THE TASK
Using the listing below, extract each line that has the word "FORMS" in it.

DATA SECTION
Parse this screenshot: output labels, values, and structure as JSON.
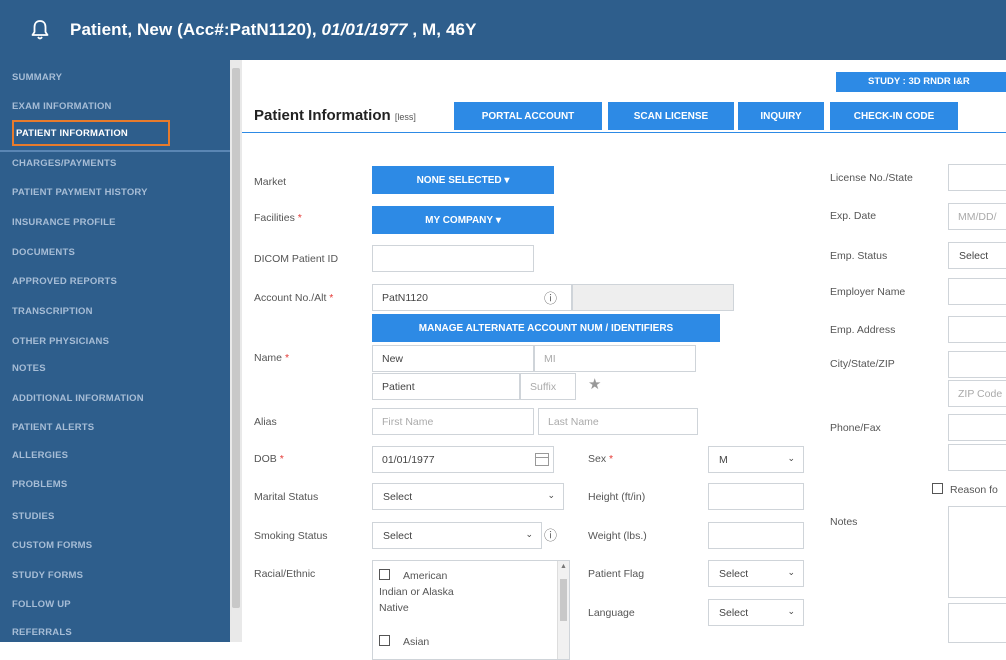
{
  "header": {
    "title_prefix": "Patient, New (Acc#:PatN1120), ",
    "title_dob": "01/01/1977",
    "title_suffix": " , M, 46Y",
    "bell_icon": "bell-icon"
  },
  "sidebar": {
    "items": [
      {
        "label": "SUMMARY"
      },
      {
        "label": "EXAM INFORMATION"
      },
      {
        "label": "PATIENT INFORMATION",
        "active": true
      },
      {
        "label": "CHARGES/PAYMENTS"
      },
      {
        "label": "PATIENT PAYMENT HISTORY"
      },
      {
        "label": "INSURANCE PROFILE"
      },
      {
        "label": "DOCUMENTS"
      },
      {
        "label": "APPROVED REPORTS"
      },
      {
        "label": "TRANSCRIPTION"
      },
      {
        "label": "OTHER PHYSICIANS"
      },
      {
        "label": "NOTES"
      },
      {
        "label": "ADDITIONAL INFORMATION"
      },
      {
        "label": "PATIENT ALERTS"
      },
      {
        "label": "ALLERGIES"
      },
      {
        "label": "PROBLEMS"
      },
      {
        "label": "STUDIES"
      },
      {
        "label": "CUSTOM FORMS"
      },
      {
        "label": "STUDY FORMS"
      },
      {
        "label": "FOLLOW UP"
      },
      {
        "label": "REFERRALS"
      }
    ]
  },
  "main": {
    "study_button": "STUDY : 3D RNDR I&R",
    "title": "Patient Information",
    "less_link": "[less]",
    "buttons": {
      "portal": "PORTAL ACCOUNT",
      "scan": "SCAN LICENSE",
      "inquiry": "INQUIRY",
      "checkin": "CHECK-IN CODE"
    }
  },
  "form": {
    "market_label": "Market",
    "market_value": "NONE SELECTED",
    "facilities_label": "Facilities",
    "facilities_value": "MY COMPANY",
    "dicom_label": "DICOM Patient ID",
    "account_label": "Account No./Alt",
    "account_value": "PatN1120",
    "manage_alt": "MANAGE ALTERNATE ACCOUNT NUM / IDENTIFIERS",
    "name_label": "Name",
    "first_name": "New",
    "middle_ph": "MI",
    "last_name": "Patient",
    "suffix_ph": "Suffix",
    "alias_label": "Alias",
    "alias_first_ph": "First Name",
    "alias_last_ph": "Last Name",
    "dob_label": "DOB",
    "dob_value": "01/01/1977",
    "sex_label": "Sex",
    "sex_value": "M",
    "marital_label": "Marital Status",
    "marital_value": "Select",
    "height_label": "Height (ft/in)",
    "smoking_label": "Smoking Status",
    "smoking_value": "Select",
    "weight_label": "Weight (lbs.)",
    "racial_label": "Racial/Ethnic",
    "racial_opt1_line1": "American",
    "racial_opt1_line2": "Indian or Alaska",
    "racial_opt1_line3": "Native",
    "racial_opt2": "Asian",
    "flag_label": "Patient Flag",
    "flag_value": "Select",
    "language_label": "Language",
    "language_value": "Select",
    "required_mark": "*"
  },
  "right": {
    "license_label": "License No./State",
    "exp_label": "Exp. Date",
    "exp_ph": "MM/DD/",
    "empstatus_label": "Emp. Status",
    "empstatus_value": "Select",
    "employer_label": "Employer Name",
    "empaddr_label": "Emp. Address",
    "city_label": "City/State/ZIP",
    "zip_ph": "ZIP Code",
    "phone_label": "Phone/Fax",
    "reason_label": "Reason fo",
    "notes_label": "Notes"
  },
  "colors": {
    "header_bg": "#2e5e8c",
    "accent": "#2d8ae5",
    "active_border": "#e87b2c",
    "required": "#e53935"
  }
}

TASK ANSWER
        "label": "CUSTOM FORMS"
        "label": "STUDY FORMS"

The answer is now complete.